▶ _What to produce_
Each line that contains the string "UserOrganization" counts once; report how many such lines appear in the data, as a number only.

▶ _Input_

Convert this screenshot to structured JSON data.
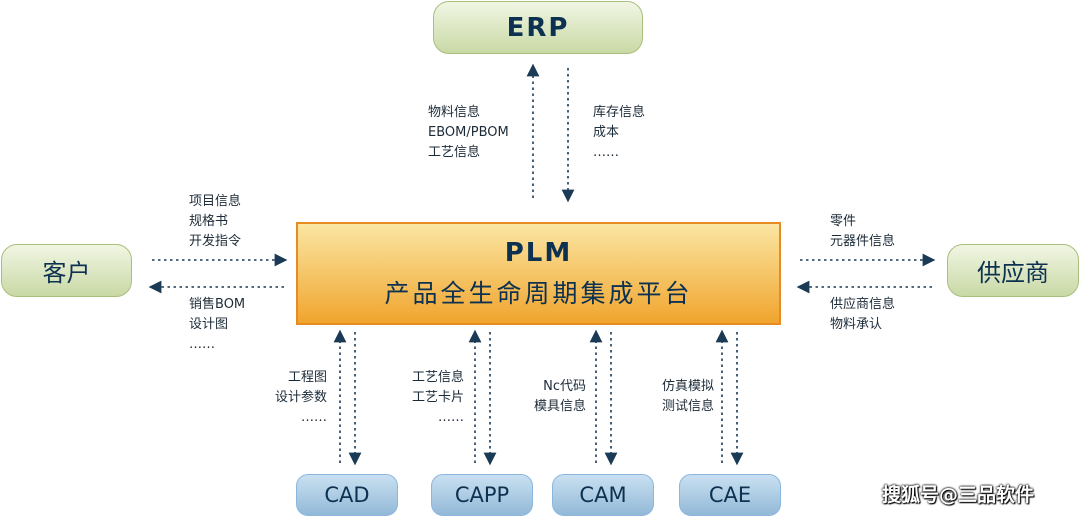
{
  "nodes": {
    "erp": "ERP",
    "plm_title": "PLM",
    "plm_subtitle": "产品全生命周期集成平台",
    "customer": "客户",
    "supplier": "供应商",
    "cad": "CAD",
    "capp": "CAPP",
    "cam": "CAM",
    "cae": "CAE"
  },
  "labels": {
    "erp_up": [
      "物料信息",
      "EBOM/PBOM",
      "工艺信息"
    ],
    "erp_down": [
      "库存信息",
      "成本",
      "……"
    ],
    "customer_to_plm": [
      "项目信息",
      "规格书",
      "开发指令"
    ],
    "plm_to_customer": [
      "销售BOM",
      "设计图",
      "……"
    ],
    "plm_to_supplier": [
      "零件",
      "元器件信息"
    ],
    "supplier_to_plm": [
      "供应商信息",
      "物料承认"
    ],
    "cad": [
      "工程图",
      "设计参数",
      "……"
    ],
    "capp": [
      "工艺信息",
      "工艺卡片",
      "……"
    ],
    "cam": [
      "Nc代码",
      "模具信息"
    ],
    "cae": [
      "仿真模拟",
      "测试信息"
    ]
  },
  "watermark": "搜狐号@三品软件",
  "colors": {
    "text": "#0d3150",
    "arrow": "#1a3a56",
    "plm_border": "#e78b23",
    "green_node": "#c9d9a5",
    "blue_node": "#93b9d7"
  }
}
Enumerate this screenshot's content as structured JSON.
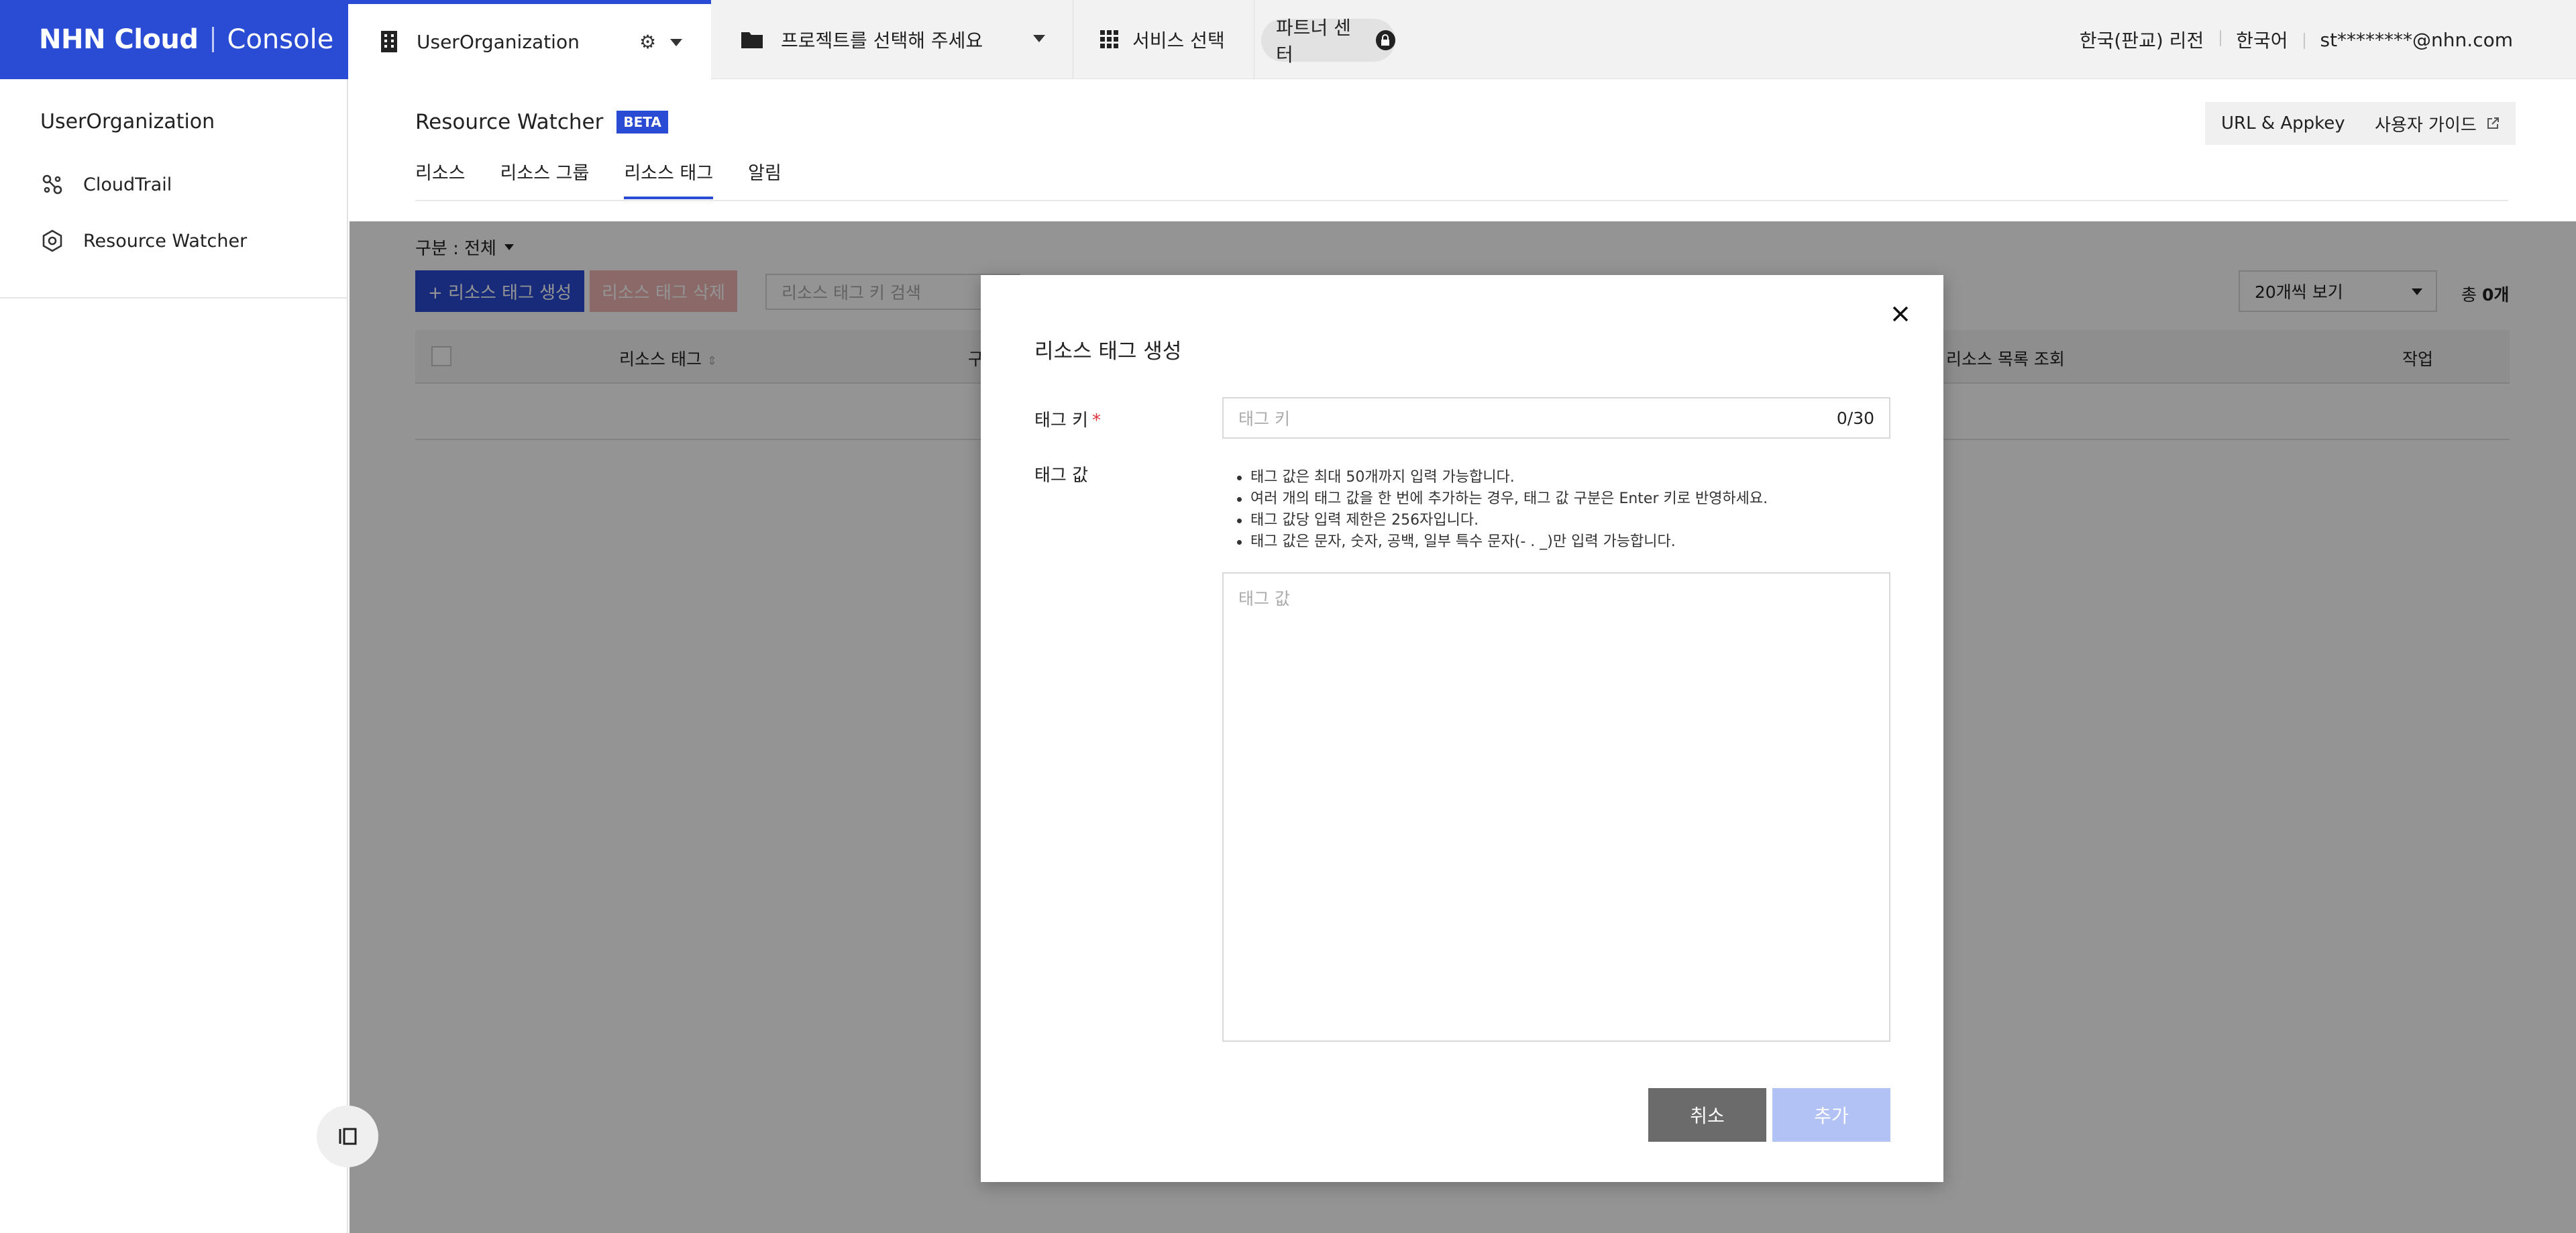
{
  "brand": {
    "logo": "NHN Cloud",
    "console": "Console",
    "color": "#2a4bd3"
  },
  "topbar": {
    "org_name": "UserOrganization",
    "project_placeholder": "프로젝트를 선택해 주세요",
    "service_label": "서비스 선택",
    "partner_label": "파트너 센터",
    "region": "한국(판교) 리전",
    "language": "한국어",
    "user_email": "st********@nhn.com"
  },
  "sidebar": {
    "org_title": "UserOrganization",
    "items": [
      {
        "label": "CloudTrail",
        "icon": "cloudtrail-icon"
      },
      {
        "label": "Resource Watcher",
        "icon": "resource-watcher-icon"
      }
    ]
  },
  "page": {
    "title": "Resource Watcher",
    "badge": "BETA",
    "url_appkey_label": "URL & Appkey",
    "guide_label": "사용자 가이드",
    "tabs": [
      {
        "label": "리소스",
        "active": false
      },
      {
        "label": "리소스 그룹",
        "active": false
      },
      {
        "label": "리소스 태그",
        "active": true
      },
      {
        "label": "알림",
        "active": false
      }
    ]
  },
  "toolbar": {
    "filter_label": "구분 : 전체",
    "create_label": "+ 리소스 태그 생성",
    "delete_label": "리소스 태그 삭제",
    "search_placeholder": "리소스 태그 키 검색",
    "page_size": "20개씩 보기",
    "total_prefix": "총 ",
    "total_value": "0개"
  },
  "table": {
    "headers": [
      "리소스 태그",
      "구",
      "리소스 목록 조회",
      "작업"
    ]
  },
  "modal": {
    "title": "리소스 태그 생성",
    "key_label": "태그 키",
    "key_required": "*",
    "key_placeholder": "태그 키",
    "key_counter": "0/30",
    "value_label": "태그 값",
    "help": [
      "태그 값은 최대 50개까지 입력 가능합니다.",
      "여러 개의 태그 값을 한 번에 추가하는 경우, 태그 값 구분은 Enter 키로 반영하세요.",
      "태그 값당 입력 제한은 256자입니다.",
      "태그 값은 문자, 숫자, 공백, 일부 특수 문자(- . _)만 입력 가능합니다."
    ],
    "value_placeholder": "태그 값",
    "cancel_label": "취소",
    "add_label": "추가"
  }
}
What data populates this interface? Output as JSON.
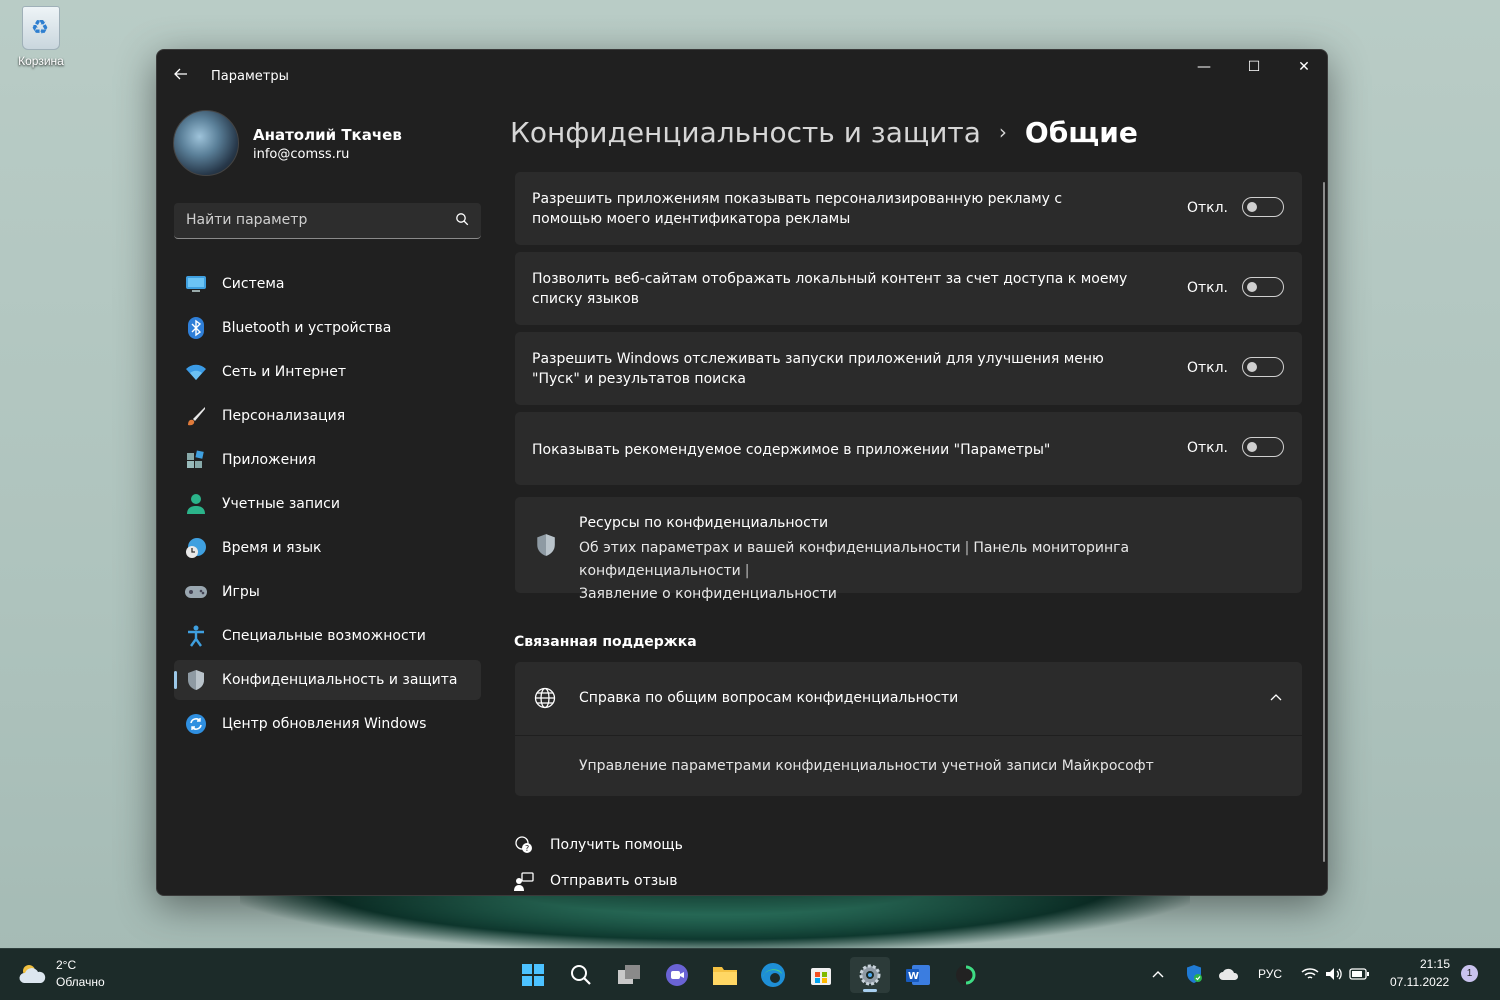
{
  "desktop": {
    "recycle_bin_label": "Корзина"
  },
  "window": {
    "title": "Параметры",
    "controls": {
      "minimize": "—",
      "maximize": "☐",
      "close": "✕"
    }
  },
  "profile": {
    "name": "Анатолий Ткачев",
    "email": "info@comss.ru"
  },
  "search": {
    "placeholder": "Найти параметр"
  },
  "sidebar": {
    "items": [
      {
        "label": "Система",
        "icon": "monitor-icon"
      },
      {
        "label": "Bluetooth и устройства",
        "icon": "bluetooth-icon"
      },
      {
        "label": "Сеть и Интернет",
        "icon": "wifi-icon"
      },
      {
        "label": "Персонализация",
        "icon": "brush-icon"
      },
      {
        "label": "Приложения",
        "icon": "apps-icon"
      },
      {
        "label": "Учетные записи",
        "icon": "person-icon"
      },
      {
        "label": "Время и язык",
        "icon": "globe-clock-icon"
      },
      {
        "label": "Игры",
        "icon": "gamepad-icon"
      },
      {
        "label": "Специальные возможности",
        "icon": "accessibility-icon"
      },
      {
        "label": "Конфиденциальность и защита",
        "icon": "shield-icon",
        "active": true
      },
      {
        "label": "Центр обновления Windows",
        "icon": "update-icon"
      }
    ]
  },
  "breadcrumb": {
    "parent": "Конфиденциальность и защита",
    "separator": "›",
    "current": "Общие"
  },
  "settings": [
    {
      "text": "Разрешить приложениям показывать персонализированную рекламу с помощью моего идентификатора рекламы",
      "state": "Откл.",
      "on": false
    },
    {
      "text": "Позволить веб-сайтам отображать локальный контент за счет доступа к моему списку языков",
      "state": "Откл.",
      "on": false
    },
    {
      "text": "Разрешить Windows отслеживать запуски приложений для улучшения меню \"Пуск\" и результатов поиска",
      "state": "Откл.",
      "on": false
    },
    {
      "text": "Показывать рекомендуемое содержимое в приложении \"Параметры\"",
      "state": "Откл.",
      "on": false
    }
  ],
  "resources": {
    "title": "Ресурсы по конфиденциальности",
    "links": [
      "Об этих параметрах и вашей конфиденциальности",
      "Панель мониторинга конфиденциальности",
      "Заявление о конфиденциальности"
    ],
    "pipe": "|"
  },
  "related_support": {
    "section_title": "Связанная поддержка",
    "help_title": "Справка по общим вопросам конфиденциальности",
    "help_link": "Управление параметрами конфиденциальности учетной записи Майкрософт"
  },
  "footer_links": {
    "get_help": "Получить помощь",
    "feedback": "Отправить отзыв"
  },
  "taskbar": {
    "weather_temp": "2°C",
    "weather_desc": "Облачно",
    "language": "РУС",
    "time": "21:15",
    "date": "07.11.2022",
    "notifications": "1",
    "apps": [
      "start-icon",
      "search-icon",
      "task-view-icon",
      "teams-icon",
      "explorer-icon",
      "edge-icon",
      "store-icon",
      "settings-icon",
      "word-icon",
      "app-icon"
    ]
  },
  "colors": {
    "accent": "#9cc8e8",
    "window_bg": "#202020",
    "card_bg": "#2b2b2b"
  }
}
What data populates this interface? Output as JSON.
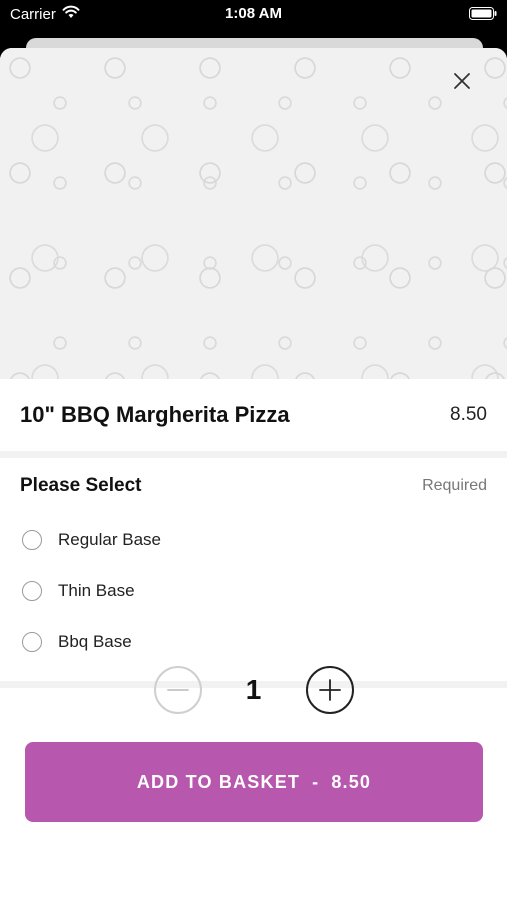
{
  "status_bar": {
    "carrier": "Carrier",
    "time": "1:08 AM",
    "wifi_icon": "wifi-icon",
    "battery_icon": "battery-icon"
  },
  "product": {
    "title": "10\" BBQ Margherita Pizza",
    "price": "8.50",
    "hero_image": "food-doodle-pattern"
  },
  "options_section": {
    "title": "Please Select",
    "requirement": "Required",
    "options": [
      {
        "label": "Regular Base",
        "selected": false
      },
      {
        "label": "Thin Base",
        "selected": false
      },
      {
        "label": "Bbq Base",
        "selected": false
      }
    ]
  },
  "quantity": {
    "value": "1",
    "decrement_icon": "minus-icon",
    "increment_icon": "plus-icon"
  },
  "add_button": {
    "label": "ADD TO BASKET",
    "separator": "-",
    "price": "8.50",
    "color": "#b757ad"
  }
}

▶ _Written reply_
2